Recorded information:
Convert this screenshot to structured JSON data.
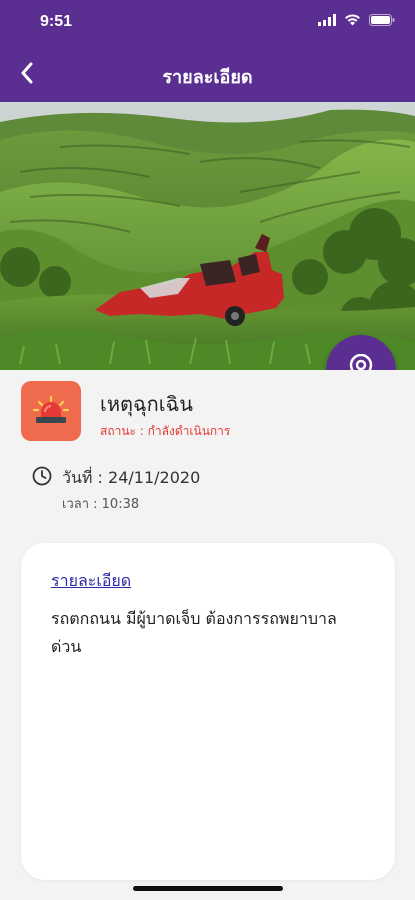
{
  "status_bar": {
    "time": "9:51"
  },
  "header": {
    "title": "รายละเอียด"
  },
  "incident": {
    "type": "เหตุฉุกเฉิน",
    "status_text": "สถานะ : กำลังดำเนินการ",
    "date_text": "วันที่ : 24/11/2020",
    "time_text": "เวลา : 10:38"
  },
  "details_card": {
    "heading": "รายละเอียด",
    "text": "รถตกถนน มีผู้บาดเจ็บ ต้องการรถพยาบาล ด่วน"
  },
  "colors": {
    "primary": "#5b2e91",
    "incident_icon_bg": "#f06a4d",
    "status_red": "#e53935",
    "link_blue": "#2d2aa6"
  },
  "icons": [
    "back-chevron-icon",
    "signal-icon",
    "wifi-icon",
    "battery-icon",
    "siren-icon",
    "clock-icon",
    "location-pin-icon"
  ]
}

Objective: Repeat all the data as it stands, dropping any images it holds.

Solution:
Convert this screenshot to structured JSON data.
{
  "status_bar": {
    "time": "9:51"
  },
  "header": {
    "title": "รายละเอียด"
  },
  "incident": {
    "type": "เหตุฉุกเฉิน",
    "status_text": "สถานะ : กำลังดำเนินการ",
    "date_text": "วันที่ : 24/11/2020",
    "time_text": "เวลา : 10:38"
  },
  "details_card": {
    "heading": "รายละเอียด",
    "text": "รถตกถนน มีผู้บาดเจ็บ ต้องการรถพยาบาล ด่วน"
  },
  "colors": {
    "primary": "#5b2e91",
    "incident_icon_bg": "#f06a4d",
    "status_red": "#e53935",
    "link_blue": "#2d2aa6"
  },
  "icons": [
    "back-chevron-icon",
    "signal-icon",
    "wifi-icon",
    "battery-icon",
    "siren-icon",
    "clock-icon",
    "location-pin-icon"
  ]
}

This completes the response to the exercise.